Items listed in a dataset:

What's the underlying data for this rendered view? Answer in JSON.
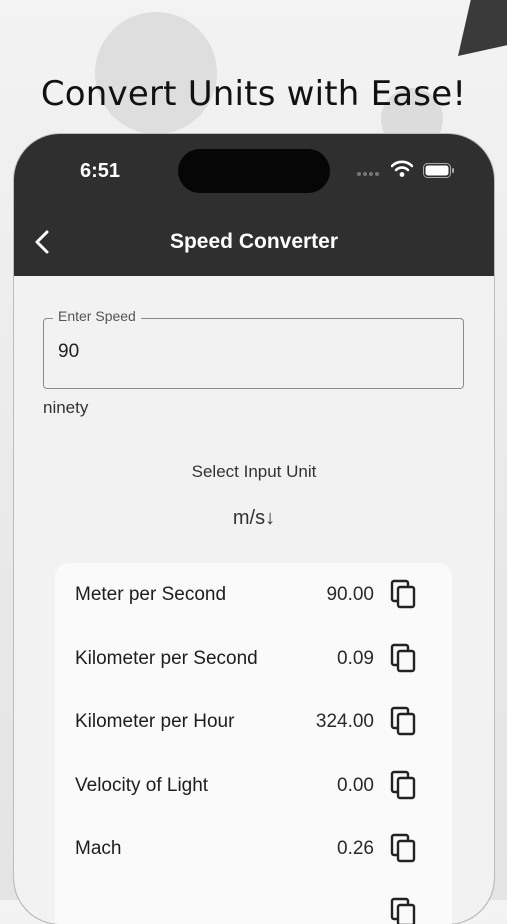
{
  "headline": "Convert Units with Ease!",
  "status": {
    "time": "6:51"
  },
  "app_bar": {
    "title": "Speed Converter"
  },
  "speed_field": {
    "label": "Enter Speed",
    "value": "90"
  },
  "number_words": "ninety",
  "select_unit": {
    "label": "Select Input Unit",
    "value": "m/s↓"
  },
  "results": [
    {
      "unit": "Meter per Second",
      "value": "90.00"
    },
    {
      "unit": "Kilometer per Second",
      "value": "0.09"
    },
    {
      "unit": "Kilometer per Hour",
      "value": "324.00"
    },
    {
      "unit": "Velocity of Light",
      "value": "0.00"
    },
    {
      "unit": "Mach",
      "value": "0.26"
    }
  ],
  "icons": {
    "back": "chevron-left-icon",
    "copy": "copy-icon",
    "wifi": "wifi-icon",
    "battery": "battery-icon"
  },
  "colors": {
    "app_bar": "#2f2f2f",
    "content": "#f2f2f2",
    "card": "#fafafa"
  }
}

...

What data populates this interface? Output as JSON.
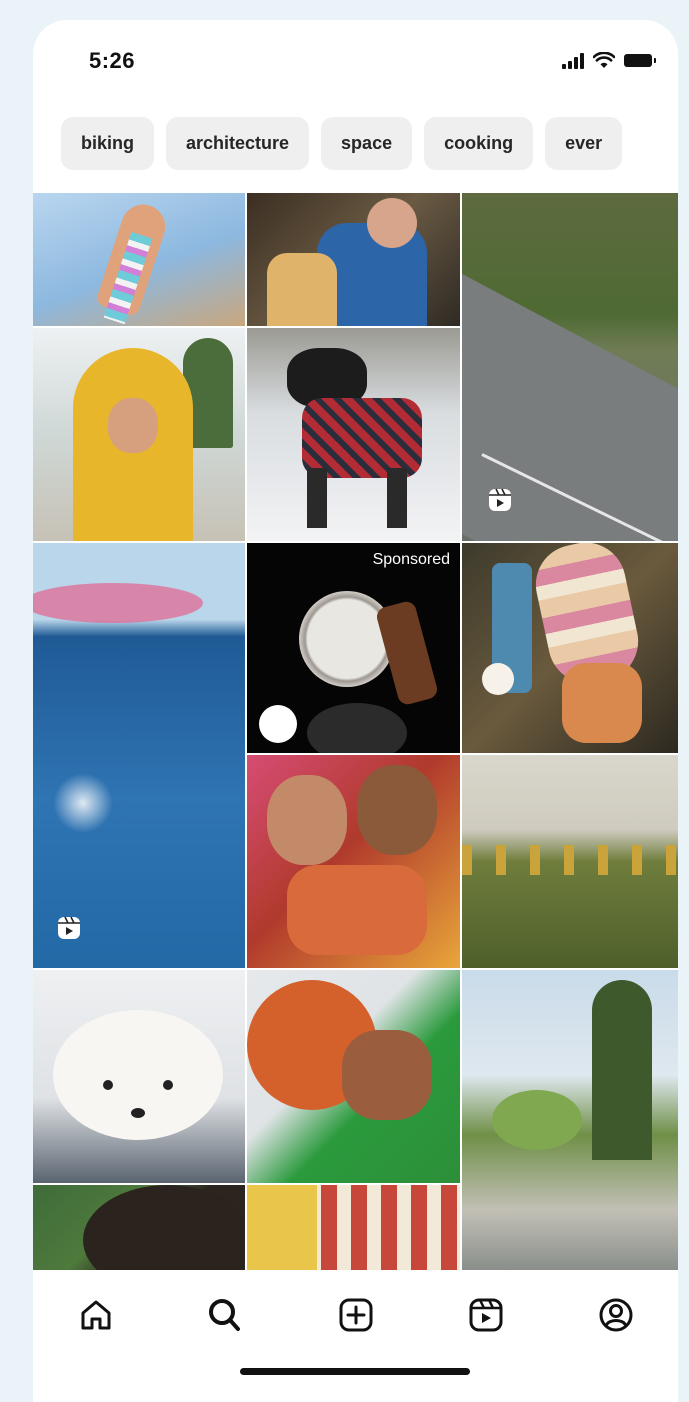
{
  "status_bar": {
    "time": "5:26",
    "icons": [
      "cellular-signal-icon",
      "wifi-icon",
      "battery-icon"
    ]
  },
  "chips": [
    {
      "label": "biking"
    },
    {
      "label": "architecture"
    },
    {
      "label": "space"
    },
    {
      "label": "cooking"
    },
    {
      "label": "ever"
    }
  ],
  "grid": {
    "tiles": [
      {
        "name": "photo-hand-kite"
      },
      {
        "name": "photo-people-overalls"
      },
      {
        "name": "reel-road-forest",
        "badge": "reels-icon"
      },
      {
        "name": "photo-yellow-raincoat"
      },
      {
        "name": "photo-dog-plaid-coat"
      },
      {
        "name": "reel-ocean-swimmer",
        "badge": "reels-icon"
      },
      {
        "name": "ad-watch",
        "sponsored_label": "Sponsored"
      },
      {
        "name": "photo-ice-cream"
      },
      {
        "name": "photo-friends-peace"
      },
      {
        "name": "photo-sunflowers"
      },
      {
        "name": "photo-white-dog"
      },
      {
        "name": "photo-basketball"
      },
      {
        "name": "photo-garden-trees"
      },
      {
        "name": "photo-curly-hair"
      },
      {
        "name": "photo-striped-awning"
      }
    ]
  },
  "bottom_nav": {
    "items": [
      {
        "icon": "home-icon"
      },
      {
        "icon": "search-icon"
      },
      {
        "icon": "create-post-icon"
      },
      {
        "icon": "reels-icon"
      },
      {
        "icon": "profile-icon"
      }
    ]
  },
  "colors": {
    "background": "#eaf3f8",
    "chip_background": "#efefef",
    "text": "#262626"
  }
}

» **Your task**
Go through the entries above and pull out each line with "Second" in it.

» **Reply to the exercise**
      "unit": "Meter per Second",
      "unit": "Kilometer per Second",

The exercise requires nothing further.